Supplied material:
%%

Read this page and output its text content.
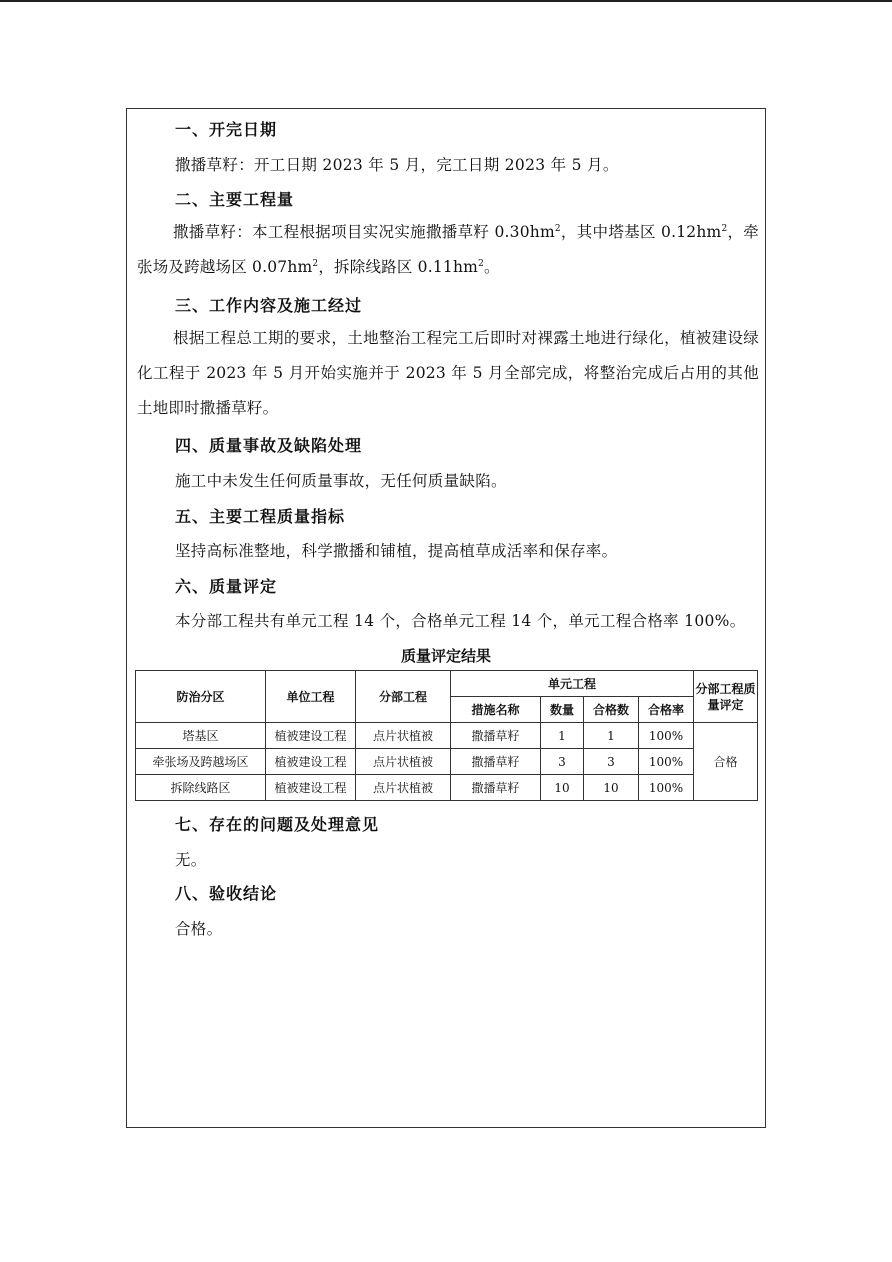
一、开完日期
撒播草籽：开工日期 2023 年 5 月，完工日期 2023 年 5 月。
二、主要工程量
撒播草籽：本工程根据项目实况实施撒播草籽 $0.30hm^2$，其中塔基区 $0.12hm^2$，牵张场及跨越场区 $0.07hm^2$，拆除线路区 $0.11hm^2$。
三、工作内容及施工经过
根据工程总工期的要求，土地整治工程完工后即时对裸露土地进行绿化，植被建设绿化工程于 2023 年 5 月开始实施并于 2023 年 5 月全部完成，将整治完成后占用的其他土地即时撒播草籽。
四、质量事故及缺陷处理
施工中未发生任何质量事故，无任何质量缺陷。
五、主要工程质量指标
坚持高标准整地，科学撒播和铺植，提高植草成活率和保存率。
六、质量评定
本分部工程共有单元工程 14 个，合格单元工程 14 个，单元工程合格率 100%。
质量评定结果
防治分区	单位工程	分部工程	单元工程				分部工程质量评定
			措施名称	数量	合格数	合格率	
塔基区	植被建设工程	点片状植被	撒播草籽	1	1	100%	合格
牵张场及跨越场区	植被建设工程	点片状植被	撒播草籽	3	3	100%	
拆除线路区	植被建设工程	点片状植被	撒播草籽	10	10	100%	
七、存在的问题及处理意见
无。
八、验收结论
合格。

%%

What the task asks:
Transcribe every line in the entries above, taking out only the images.

Solution to this task:
Read this page and output its text content.
一、开完日期
撒播草籽：开工日期 2023 年 5 月，完工日期 2023 年 5 月。
二、主要工程量
撒播草籽：本工程根据项目实况实施撒播草籽 $0.30hm^2$，其中塔基区 $0.12hm^2$，牵张场及跨越场区 $0.07hm^2$，拆除线路区 $0.11hm^2$。
三、工作内容及施工经过
根据工程总工期的要求，土地整治工程完工后即时对裸露土地进行绿化，植被建设绿化工程于 2023 年 5 月开始实施并于 2023 年 5 月全部完成，将整治完成后占用的其他土地即时撒播草籽。
四、质量事故及缺陷处理
施工中未发生任何质量事故，无任何质量缺陷。
五、主要工程质量指标
坚持高标准整地，科学撒播和铺植，提高植草成活率和保存率。
六、质量评定
本分部工程共有单元工程 14 个，合格单元工程 14 个，单元工程合格率 100%。
质量评定结果
防治分区	单位工程	分部工程	单元工程				分部工程质量评定
			措施名称	数量	合格数	合格率	
塔基区	植被建设工程	点片状植被	撒播草籽	1	1	100%	合格
牵张场及跨越场区	植被建设工程	点片状植被	撒播草籽	3	3	100%	
拆除线路区	植被建设工程	点片状植被	撒播草籽	10	10	100%	
七、存在的问题及处理意见
无。
八、验收结论
合格。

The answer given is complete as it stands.